Written problem
Copy the lines that follow, keeping every character the same.

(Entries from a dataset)
========================================

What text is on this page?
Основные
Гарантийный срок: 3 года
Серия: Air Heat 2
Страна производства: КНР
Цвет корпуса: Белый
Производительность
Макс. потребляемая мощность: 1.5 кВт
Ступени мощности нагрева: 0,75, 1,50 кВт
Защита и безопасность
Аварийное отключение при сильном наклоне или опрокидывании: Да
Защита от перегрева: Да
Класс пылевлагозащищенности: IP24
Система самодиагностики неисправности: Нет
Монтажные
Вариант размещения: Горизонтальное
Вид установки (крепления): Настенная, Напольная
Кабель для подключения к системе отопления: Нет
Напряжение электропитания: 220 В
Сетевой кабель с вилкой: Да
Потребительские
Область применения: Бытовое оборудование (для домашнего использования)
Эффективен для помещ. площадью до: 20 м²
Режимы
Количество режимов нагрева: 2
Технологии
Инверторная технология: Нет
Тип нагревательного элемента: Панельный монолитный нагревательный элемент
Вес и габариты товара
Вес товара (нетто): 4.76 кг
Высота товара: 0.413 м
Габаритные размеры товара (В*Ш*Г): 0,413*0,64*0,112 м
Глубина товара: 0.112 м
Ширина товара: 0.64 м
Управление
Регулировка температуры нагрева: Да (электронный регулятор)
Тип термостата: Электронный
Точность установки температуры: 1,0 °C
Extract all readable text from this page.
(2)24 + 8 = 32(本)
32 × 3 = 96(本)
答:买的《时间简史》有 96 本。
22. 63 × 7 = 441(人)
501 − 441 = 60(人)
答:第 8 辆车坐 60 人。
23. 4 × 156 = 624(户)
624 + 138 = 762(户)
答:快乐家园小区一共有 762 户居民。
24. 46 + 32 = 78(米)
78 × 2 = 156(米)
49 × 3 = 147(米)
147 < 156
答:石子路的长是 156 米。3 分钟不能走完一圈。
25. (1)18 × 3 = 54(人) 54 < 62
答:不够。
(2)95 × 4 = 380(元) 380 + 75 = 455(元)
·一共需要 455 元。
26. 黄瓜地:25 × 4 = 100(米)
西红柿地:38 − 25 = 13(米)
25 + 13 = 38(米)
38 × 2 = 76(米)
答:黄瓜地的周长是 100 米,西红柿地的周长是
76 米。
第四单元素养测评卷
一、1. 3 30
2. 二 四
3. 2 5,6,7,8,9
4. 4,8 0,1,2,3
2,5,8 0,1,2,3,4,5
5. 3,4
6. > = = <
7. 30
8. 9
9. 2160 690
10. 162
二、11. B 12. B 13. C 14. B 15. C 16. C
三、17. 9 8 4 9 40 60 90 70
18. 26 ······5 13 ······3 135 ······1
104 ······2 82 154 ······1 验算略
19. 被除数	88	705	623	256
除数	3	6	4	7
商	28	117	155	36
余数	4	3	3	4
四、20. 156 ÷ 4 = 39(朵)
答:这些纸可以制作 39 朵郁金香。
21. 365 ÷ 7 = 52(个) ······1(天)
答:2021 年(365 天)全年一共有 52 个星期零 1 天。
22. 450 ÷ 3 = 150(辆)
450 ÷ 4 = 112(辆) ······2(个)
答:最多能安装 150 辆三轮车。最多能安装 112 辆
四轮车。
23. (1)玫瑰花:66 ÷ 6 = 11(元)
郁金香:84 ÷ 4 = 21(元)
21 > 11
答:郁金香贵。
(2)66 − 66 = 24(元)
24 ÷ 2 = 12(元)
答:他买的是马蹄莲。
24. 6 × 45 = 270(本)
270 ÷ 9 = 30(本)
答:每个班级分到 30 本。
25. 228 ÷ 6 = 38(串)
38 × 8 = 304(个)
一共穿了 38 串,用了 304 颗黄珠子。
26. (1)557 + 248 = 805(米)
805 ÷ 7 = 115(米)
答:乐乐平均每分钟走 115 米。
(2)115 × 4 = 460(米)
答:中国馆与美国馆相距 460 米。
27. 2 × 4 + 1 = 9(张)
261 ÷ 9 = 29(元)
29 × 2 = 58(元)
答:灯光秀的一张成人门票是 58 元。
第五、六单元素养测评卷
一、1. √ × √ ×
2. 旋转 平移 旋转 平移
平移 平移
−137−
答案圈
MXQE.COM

========================================

Final answer
What text is on this page?
Основные
Гарантийный срок: 3 года
Серия: Air Heat 2
Страна производства: КНР
Цвет корпуса: Белый
Производительность
Макс. потребляемая мощность: 1.5 кВт
Ступени мощности нагрева: 0,75, 1,50 кВт
Защита и безопасность
Аварийное отключение при сильном наклоне или опрокидывании: Да
Защита от перегрева: Да
Класс пылевлагозащищенности: IP24
Система самодиагностики неисправности: Нет
Монтажные
Вариант размещения: Горизонтальное
Вид установки (крепления): Настенная, Напольная
Кабель для подключения к системе отопления: Нет
Напряжение электропитания: 220 В
Сетевой кабель с вилкой: Да
Потребительские
Область применения: Бытовое оборудование (для домашнего использования)
Эффективен для помещ. площадью до: 20 м²
Режимы
Количество режимов нагрева: 2
Технологии
Инверторная технология: Нет
Тип нагревательного элемента: Панельный монолитный нагревательный элемент
Вес и габариты товара
Вес товара (нетто): 4.76 кг
Высота товара: 0.413 м
Габаритные размеры товара (В*Ш*Г): 0,413*0,64*0,112 м
Глубина товара: 0.112 м
Ширина товара: 0.64 м
Управление
Регулировка температуры нагрева: Да (электронный регулятор)
Тип термостата: Электронный
Точность установки температуры: 1,0 °C
Extract all readable text from this page.
(2)24 + 8 = 32(本)
32 × 3 = 96(本)
答:买的《时间简史》有 96 本。
22. 63 × 7 = 441(人)
501 − 441 = 60(人)
答:第 8 辆车坐 60 人。
23. 4 × 156 = 624(户)
624 + 138 = 762(户)
答:快乐家园小区一共有 762 户居民。
24. 46 + 32 = 78(米)
78 × 2 = 156(米)
49 × 3 = 147(米)
147 < 156
答:石子路的长是 156 米。3 分钟不能走完一圈。
25. (1)18 × 3 = 54(人) 54 < 62
答:不够。
(2)95 × 4 = 380(元) 380 + 75 = 455(元)
·一共需要 455 元。
26. 黄瓜地:25 × 4 = 100(米)
西红柿地:38 − 25 = 13(米)
25 + 13 = 38(米)
38 × 2 = 76(米)
答:黄瓜地的周长是 100 米,西红柿地的周长是
76 米。
第四单元素养测评卷
一、1. 3 30
2. 二 四
3. 2 5,6,7,8,9
4. 4,8 0,1,2,3
2,5,8 0,1,2,3,4,5
5. 3,4
6. > = = <
7. 30
8. 9
9. 2160 690
10. 162
二、11. B 12. B 13. C 14. B 15. C 16. C
三、17. 9 8 4 9 40 60 90 70
18. 26 ······5 13 ······3 135 ······1
104 ······2 82 154 ······1 验算略
19. 被除数	88	705	623	256
除数	3	6	4	7
商	28	117	155	36
余数	4	3	3	4
四、20. 156 ÷ 4 = 39(朵)
答:这些纸可以制作 39 朵郁金香。
21. 365 ÷ 7 = 52(个) ······1(天)
答:2021 年(365 天)全年一共有 52 个星期零 1 天。
22. 450 ÷ 3 = 150(辆)
450 ÷ 4 = 112(辆) ······2(个)
答:最多能安装 150 辆三轮车。最多能安装 112 辆
四轮车。
23. (1)玫瑰花:66 ÷ 6 = 11(元)
郁金香:84 ÷ 4 = 21(元)
21 > 11
答:郁金香贵。
(2)66 − 66 = 24(元)
24 ÷ 2 = 12(元)
答:他买的是马蹄莲。
24. 6 × 45 = 270(本)
270 ÷ 9 = 30(本)
答:每个班级分到 30 本。
25. 228 ÷ 6 = 38(串)
38 × 8 = 304(个)
一共穿了 38 串,用了 304 颗黄珠子。
26. (1)557 + 248 = 805(米)
805 ÷ 7 = 115(米)
答:乐乐平均每分钟走 115 米。
(2)115 × 4 = 460(米)
答:中国馆与美国馆相距 460 米。
27. 2 × 4 + 1 = 9(张)
261 ÷ 9 = 29(元)
29 × 2 = 58(元)
答:灯光秀的一张成人门票是 58 元。
第五、六单元素养测评卷
一、1. √ × √ ×
2. 旋转 平移 旋转 平移
平移 平移
−137−
答案圈
MXQE.COM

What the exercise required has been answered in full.